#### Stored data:
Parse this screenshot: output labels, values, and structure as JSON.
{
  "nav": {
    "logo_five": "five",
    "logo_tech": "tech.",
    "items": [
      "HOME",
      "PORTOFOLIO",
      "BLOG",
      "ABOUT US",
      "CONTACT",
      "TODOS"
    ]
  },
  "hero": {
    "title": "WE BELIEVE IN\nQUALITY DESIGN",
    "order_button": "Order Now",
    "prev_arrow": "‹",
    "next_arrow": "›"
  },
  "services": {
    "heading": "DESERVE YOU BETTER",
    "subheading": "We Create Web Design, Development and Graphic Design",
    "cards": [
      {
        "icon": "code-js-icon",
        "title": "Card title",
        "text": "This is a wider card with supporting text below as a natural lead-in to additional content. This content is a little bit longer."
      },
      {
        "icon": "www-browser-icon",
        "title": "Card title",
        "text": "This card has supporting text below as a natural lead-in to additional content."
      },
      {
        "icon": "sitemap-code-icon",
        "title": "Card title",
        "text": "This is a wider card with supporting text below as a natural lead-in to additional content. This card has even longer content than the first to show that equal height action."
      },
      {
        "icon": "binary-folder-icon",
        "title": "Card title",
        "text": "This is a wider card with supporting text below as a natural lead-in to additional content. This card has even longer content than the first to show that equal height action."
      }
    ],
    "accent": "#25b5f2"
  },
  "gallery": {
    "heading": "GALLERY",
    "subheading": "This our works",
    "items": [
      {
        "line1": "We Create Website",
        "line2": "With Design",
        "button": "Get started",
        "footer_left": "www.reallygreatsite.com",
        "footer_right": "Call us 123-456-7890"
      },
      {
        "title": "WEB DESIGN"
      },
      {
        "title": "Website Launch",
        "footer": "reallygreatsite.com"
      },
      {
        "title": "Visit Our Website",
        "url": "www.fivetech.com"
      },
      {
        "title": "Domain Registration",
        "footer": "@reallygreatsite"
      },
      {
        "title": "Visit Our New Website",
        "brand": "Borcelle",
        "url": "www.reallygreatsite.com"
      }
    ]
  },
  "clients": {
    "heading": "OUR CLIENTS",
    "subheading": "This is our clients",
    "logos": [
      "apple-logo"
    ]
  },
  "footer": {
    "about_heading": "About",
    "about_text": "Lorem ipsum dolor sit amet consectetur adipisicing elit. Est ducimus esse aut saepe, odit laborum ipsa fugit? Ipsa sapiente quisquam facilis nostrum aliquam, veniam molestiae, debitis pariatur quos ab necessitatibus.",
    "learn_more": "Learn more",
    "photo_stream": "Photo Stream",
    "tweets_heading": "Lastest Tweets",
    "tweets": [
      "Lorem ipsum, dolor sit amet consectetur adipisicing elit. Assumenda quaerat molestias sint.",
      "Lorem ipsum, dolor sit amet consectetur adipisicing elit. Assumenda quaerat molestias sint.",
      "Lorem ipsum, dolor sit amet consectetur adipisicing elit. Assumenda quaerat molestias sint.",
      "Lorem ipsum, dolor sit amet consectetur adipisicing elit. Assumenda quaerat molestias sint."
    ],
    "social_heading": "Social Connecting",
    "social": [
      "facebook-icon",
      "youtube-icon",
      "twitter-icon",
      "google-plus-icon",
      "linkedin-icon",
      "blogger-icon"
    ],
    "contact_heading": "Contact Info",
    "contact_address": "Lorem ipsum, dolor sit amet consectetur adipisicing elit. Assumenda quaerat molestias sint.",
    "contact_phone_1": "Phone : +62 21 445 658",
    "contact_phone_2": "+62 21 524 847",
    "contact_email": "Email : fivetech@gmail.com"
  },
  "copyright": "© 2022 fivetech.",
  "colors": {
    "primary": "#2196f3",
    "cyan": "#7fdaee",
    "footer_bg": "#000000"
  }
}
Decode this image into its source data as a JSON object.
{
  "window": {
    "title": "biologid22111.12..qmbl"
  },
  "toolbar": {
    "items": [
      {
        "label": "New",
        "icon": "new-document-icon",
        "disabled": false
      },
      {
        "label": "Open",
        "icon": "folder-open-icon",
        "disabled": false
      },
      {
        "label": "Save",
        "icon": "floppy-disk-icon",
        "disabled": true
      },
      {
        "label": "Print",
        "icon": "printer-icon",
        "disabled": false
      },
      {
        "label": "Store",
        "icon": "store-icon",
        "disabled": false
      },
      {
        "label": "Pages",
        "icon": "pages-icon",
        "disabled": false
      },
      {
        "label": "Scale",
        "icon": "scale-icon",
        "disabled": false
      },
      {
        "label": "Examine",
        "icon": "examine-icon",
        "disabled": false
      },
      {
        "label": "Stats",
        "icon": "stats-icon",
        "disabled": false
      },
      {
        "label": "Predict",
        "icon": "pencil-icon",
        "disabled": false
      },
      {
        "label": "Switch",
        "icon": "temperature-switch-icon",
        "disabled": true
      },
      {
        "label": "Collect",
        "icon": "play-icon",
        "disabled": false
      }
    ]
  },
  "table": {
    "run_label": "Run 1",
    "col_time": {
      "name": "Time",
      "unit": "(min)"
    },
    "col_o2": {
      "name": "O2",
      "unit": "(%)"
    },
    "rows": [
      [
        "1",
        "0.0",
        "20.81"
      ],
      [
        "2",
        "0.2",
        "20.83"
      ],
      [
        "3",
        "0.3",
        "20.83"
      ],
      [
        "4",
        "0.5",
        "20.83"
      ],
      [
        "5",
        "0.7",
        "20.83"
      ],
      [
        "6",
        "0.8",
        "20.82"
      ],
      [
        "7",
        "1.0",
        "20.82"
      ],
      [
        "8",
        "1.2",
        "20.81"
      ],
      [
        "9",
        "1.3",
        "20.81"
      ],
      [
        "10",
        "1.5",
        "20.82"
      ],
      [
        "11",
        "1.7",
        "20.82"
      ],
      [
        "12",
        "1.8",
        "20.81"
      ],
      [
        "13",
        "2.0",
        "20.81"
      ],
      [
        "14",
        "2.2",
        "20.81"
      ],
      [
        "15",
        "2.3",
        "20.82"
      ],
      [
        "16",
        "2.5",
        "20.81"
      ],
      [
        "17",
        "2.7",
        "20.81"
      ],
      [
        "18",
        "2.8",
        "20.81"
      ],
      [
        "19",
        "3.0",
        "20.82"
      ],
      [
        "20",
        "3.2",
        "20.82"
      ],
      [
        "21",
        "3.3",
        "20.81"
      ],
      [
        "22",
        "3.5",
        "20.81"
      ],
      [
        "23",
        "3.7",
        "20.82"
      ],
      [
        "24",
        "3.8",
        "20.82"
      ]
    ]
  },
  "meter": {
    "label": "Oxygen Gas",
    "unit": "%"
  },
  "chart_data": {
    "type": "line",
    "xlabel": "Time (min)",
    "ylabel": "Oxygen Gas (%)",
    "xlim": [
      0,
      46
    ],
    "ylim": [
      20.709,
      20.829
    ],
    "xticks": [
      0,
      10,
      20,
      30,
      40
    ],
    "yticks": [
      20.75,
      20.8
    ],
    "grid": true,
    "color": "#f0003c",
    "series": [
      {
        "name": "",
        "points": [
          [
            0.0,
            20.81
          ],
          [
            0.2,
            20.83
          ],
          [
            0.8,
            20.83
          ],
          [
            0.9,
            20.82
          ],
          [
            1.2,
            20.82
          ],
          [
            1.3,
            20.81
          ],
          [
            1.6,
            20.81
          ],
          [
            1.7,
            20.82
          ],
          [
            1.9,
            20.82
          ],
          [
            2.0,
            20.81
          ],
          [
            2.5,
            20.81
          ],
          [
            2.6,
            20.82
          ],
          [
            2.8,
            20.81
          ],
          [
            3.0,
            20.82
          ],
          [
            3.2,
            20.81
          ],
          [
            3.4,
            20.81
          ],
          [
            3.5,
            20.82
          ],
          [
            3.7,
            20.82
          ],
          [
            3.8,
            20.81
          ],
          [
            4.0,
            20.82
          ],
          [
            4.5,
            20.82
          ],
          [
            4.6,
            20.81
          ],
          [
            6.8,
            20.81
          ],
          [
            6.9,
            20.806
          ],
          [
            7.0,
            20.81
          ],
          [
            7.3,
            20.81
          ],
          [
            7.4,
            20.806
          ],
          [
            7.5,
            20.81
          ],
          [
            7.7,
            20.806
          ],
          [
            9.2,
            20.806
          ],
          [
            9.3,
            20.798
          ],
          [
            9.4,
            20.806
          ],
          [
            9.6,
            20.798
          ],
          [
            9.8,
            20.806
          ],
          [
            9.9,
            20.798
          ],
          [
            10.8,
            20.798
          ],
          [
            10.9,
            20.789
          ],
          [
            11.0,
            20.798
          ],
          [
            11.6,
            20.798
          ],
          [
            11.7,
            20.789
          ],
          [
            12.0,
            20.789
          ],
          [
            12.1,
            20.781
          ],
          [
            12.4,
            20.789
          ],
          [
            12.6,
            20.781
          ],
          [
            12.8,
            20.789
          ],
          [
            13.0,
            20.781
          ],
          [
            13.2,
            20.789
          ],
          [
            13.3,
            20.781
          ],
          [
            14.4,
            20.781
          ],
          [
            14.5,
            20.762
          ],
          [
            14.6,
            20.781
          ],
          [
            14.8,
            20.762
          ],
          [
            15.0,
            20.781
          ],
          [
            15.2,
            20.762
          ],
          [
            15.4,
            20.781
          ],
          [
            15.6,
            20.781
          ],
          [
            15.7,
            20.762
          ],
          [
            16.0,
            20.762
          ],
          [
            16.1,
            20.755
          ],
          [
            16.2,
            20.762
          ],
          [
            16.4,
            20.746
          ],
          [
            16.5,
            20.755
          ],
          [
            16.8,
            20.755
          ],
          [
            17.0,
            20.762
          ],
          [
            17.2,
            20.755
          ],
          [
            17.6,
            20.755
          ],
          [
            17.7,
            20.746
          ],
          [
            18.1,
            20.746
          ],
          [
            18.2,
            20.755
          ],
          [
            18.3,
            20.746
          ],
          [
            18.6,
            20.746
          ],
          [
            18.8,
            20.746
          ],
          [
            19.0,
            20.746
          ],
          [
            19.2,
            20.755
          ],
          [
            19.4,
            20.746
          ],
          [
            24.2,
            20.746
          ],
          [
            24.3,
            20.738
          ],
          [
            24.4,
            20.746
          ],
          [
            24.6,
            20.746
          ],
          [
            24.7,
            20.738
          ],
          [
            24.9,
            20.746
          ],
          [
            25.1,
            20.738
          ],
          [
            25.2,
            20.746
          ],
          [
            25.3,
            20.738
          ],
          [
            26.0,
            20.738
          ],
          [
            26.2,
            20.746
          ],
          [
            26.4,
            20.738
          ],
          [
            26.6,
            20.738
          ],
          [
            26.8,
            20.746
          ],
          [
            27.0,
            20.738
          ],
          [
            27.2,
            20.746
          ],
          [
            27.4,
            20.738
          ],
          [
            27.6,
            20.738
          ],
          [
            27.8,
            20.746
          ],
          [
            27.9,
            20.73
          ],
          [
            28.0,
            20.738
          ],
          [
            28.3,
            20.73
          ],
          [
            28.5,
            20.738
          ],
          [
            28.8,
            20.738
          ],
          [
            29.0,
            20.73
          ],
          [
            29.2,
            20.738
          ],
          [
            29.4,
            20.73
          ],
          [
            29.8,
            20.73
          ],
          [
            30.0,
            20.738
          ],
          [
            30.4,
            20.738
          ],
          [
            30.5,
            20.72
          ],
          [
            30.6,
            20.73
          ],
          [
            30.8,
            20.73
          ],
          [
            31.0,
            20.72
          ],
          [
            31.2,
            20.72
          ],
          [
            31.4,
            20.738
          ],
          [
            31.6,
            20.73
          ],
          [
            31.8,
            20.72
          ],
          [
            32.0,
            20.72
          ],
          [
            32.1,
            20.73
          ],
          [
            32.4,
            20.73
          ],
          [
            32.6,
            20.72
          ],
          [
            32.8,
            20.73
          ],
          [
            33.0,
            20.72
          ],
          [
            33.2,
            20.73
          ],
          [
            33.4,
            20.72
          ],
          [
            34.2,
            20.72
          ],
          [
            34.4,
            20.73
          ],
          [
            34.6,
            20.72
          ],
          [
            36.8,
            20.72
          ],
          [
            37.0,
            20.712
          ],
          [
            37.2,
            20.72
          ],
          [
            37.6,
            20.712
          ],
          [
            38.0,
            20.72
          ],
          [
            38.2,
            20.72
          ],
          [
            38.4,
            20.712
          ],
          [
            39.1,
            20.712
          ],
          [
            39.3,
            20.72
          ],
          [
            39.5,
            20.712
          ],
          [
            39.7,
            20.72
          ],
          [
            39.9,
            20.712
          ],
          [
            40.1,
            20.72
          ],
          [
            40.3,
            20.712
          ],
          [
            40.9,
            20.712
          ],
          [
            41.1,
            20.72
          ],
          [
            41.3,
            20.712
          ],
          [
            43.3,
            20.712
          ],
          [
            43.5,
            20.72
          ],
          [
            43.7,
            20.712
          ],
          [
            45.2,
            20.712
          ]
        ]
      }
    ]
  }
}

#### GOAL OF THE EXERCISE:
Copy every line in the records above that contains the word "JSON".

#### FINISHED EXERCISE:
Parse this screenshot: output labels, values, and structure as JSON.
Decode this image into its source data as a JSON object.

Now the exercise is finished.